### Task brief
Copy each line where the word "Welfare" occurs.

### Stored data
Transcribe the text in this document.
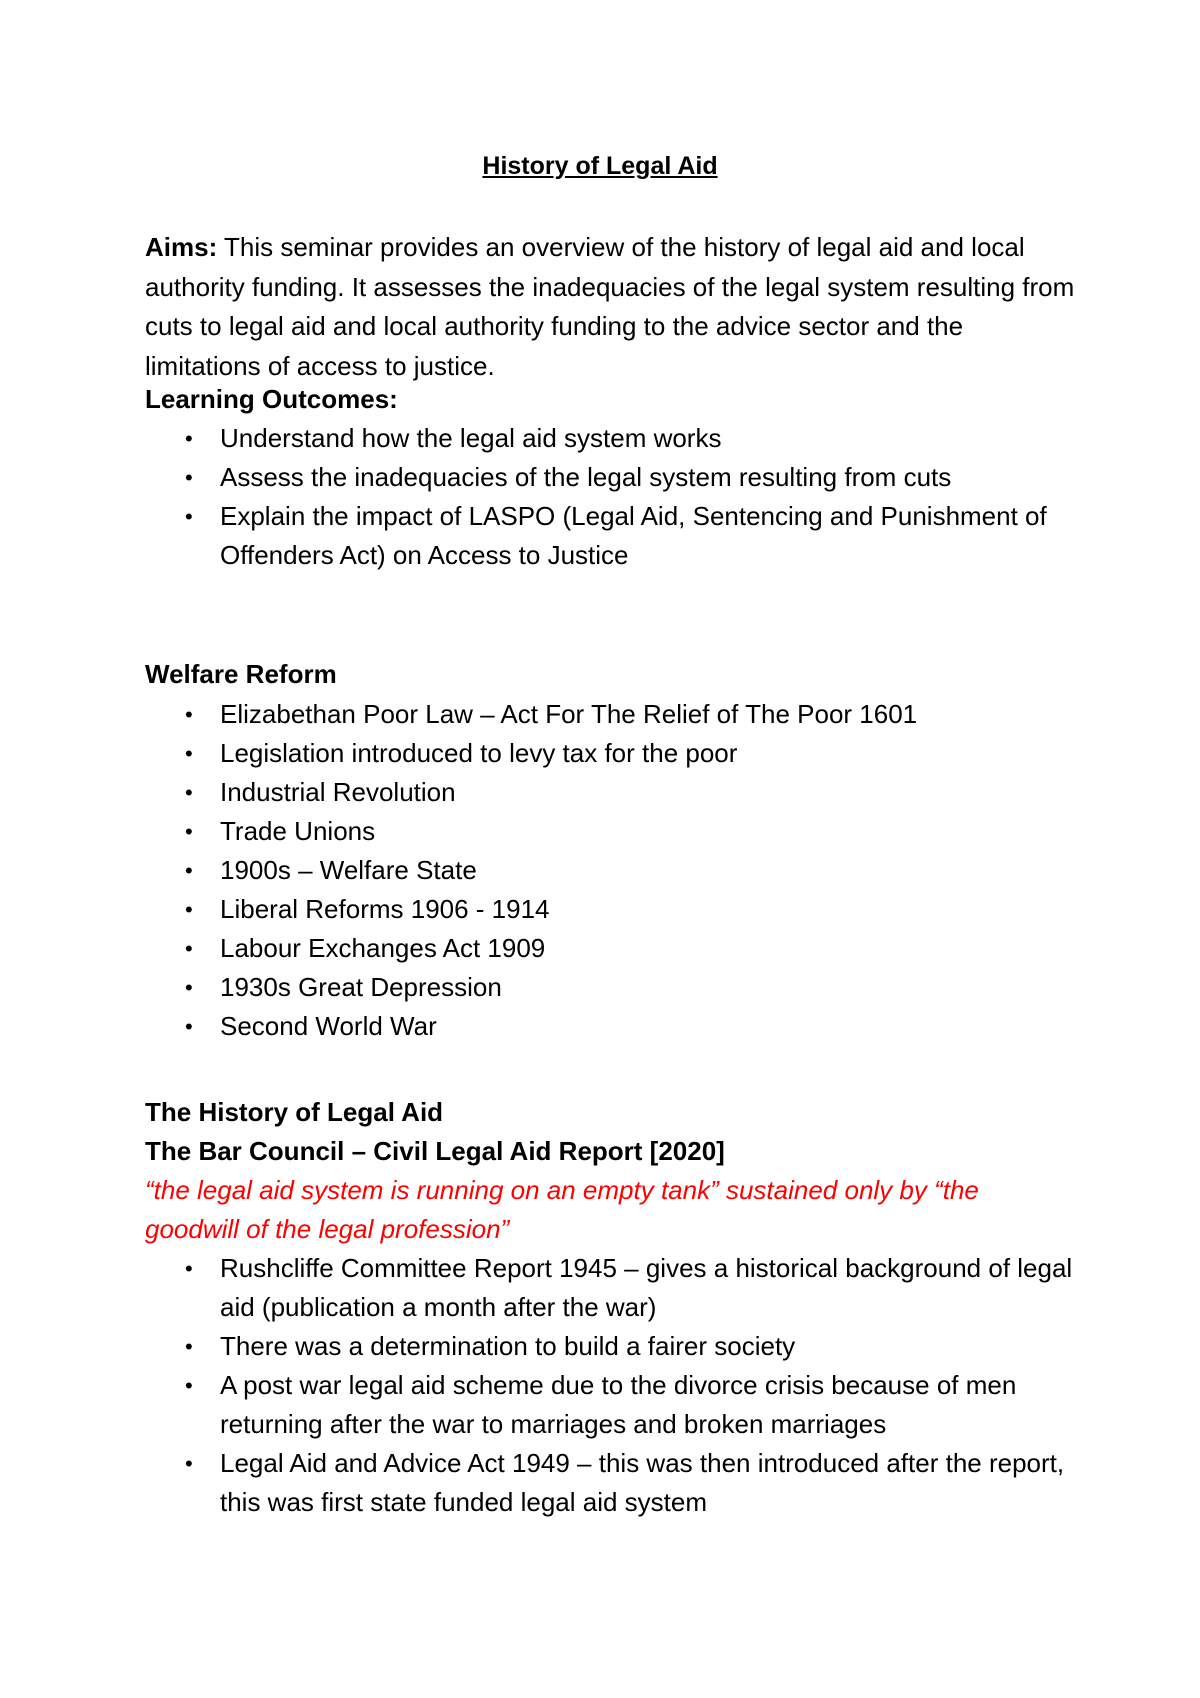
History of Legal Aid
Aims: This seminar provides an overview of the history of legal aid and local authority funding. It assesses the inadequacies of the legal system resulting from cuts to legal aid and local authority funding to the advice sector and the limitations of access to justice.
Learning Outcomes:
• Understand how the legal aid system works
• Assess the inadequacies of the legal system resulting from cuts
• Explain the impact of LASPO (Legal Aid, Sentencing and Punishment of Offenders Act) on Access to Justice
Welfare Reform
• Elizabethan Poor Law – Act For The Relief of The Poor 1601
• Legislation introduced to levy tax for the poor
• Industrial Revolution
• Trade Unions
• 1900s – Welfare State
• Liberal Reforms 1906 - 1914
• Labour Exchanges Act 1909
• 1930s Great Depression
• Second World War
The History of Legal Aid
The Bar Council – Civil Legal Aid Report [2020]
“the legal aid system is running on an empty tank” sustained only by “the goodwill of the legal profession”
• Rushcliffe Committee Report 1945 – gives a historical background of legal aid (publication a month after the war)
• There was a determination to build a fairer society
• A post war legal aid scheme due to the divorce crisis because of men returning after the war to marriages and broken marriages
• Legal Aid and Advice Act 1949 – this was then introduced after the report, this was first state funded legal aid system
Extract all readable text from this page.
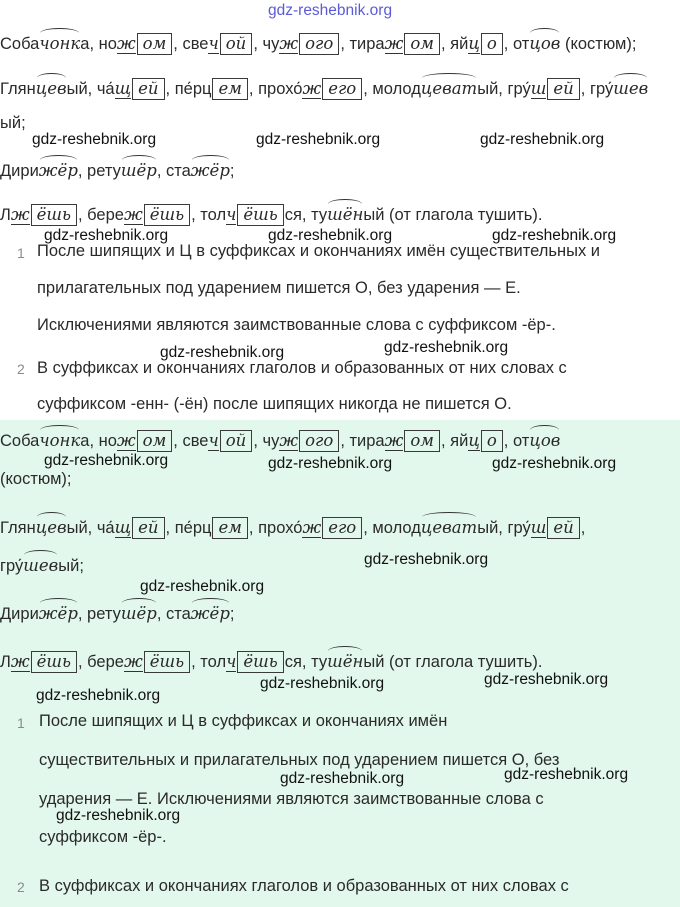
gdz-reshebnik.org
Собачонка, нож ом , свеч ой , чуж ого , тираж ом , яйц о , отцов (костюм);
Глянцевый, ча́щ ей , пе́рц ем , прохо́ж его , молодцеватый, гру́ш ей , гру́шев
ый;
gdz-reshebnik.org	gdz-reshebnik.org	gdz-reshebnik.org
Дирижёр, ретушёр, стажёр;
Лж ёшь , береж ёшь , толч ёшь ся, тушёный (от глагола тушить).
gdz-reshebnik.org	gdz-reshebnik.org	gdz-reshebnik.org
1 После шипящих и Ц в суффиксах и окончаниях имён существительных и
прилагательных под ударением пишется О, без ударения — Е.
Исключениями являются заимствованные слова с суффиксом -ёр-.
gdz-reshebnik.org	gdz-reshebnik.org
2 В суффиксах и окончаниях глаголов и образованных от них словах с
суффиксом -енн- (-ён) после шипящих никогда не пишется О.
Собачонка, нож ом , свеч ой , чуж ого , тираж ом , яйц о , отцов
gdz-reshebnik.org	gdz-reshebnik.org	gdz-reshebnik.org
(костюм);
Глянцевый, ча́щ ей , пе́рц ем , прохо́ж его , молодцеватый, гру́ш ей ,
гру́шевый;	gdz-reshebnik.org
gdz-reshebnik.org
Дирижёр, ретушёр, стажёр;
Лж ёшь , береж ёшь , толч ёшь ся, тушёный (от глагола тушить).
gdz-reshebnik.org
gdz-reshebnik.org
gdz-reshebnik.org
1 После шипящих и Ц в суффиксах и окончаниях имён
существительных и прилагательных под ударением пишется О, без
gdz-reshebnik.org
gdz-reshebnik.org
ударения — Е. Исключениями являются заимствованные слова с
gdz-reshebnik.org
суффиксом -ёр-.
2 В суффиксах и окончаниях глаголов и образованных от них словах с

### Correct output
Welfare Reform
• 1900s – Welfare State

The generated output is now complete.